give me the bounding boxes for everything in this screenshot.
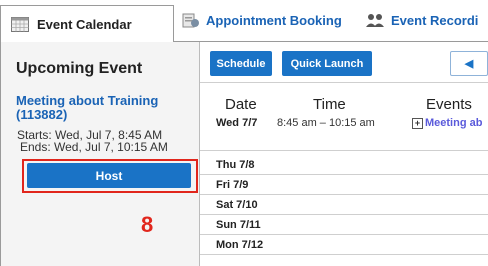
divider [200,194,488,195]
ends-text: Ends: Wed, Jul 7, 10:15 AM [20,140,168,154]
tab-appointment-booking[interactable]: Appointment Booking [182,0,342,41]
day-row: Sun 7/11 [216,219,261,231]
tab-label: Appointment Booking [206,13,342,28]
tab-event-calendar[interactable]: Event Calendar [0,5,174,42]
divider [200,174,488,175]
event-title: Meeting ab [425,117,483,129]
tab-label: Event Calendar [37,16,132,32]
calendar-icon [11,16,29,32]
divider [200,82,488,83]
divider [200,254,488,255]
expand-icon[interactable]: + [412,118,423,129]
people-icon [365,13,385,29]
quick-launch-button[interactable]: Quick Launch [282,51,372,76]
column-header-time: Time [313,96,346,113]
panel-title: Upcoming Event [16,60,143,77]
day-row: Sat 7/10 [216,199,258,211]
app-frame: Event Calendar Appointment Booking Event… [0,0,488,266]
day-row: Thu 7/8 [216,159,255,171]
day-row: Fri 7/9 [216,179,249,191]
row-date: Wed 7/7 [216,117,258,129]
column-header-events: Events [426,96,472,113]
row-time: 8:45 am – 10:15 am [277,117,375,129]
step-number: 8 [141,212,154,237]
schedule-panel: Schedule Quick Launch ◀ Date Time Events… [199,42,488,266]
schedule-button[interactable]: Schedule [210,51,272,76]
meeting-link[interactable]: Meeting about Training (113882) [16,94,196,122]
tab-label: Event Recordi [391,13,479,28]
tab-event-recordings[interactable]: Event Recordi [365,0,478,41]
prev-arrow-icon[interactable]: ◀ [450,51,488,76]
divider [200,234,488,235]
event-link[interactable]: + Meeting ab [412,117,482,129]
day-row: Mon 7/12 [216,239,264,251]
divider [200,150,488,151]
highlight-box [22,159,198,193]
column-header-date: Date [225,96,257,113]
tab-bar: Event Calendar Appointment Booking Event… [0,0,488,266]
appointment-icon [182,12,200,30]
upcoming-event-panel: Upcoming Event Meeting about Training (1… [1,42,199,266]
divider [200,214,488,215]
meeting-times: Starts: Wed, Jul 7, 8:45 AM Ends: Wed, J… [17,129,168,153]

* _GOAL_:
Give every line of the rows above as a Markdown table with the columns No and Line, numbering each line and skipping blank lines. Leave the pictures out of the table.

* _WORKED SOLUTION_:
| No | Line |
|---|---|
| 1 | give me the bounding boxes for everything in this screenshot. |
| 2 | divider [200,194,488,195] |
| 3 | ends-text: Ends: Wed, Jul 7, 10:15 AM [20,140,168,154] |
| 4 | tab-appointment-booking[interactable]: Appointment Booking [182,0,342,41] |
| 5 | day-row: Sun 7/11 [216,219,261,231] |
| 6 | tab-label: Appointment Booking [206,13,342,28] |
| 7 | tab-event-calendar[interactable]: Event Calendar [0,5,174,42] |
| 8 | divider [200,174,488,175] |
| 9 | event-title: Meeting ab [425,117,483,129] |
| 10 | tab-label: Event Calendar [37,16,132,32] |
| 11 | calendar-icon [11,16,29,32] |
| 12 | divider [200,82,488,83] |
| 13 | divider [200,254,488,255] |
| 14 | expand-icon[interactable]: + [412,118,423,129] |
| 15 | people-icon [365,13,385,29] |
| 16 | quick-launch-button[interactable]: Quick Launch [282,51,372,76] |
| 17 | column-header-time: Time [313,96,346,113] |
| 18 | panel-title: Upcoming Event [16,60,143,77] |
| 19 | day-row: Sat 7/10 [216,199,258,211] |
| 20 | app-frame: Event Calendar Appointment Booking Event… [0,0,488,266] |
| 21 | day-row: Thu 7/8 [216,159,255,171] |
| 22 | day-row: Fri 7/9 [216,179,249,191] |
| 23 | row-date: Wed 7/7 [216,117,258,129] |
| 24 | column-header-events: Events [426,96,472,113] |
| 25 | row-time: 8:45 am – 10:15 am [277,117,375,129] |
| 26 | step-number: 8 [141,212,154,237] |
| 27 | schedule-panel: Schedule Quick Launch ◀ Date Time Events… [199,42,488,266] |
| 28 | schedule-button[interactable]: Schedule [210,51,272,76] |
| 29 | meeting-link[interactable]: Meeting about Training (113882) [16,94,196,122] |
| 30 | tab-label: Event Recordi [391,13,479,28] |
| 31 | tab-event-recordings[interactable]: Event Recordi [365,0,478,41] |
| 32 | prev-arrow-icon[interactable]: ◀ [450,51,488,76] |
| 33 | divider [200,234,488,235] |
| 34 | event-link[interactable]: + Meeting ab [412,117,482,129] |
| 35 | day-row: Mon 7/12 [216,239,264,251] |
| 36 | divider [200,150,488,151] |
| 37 | highlight-box [22,159,198,193] |
| 38 | column-header-date: Date [225,96,257,113] |
| 39 | tab-bar: Event Calendar Appointment Booking Event… [0,0,488,266] |
| 40 | appointment-icon [182,12,200,30] |
| 41 | upcoming-event-panel: Upcoming Event Meeting about Training (1… [1,42,199,266] |
| 42 | divider [200,214,488,215] |
| 43 | meeting-times: Starts: Wed, Jul 7, 8:45 AM Ends: Wed, J… [17,129,168,153] |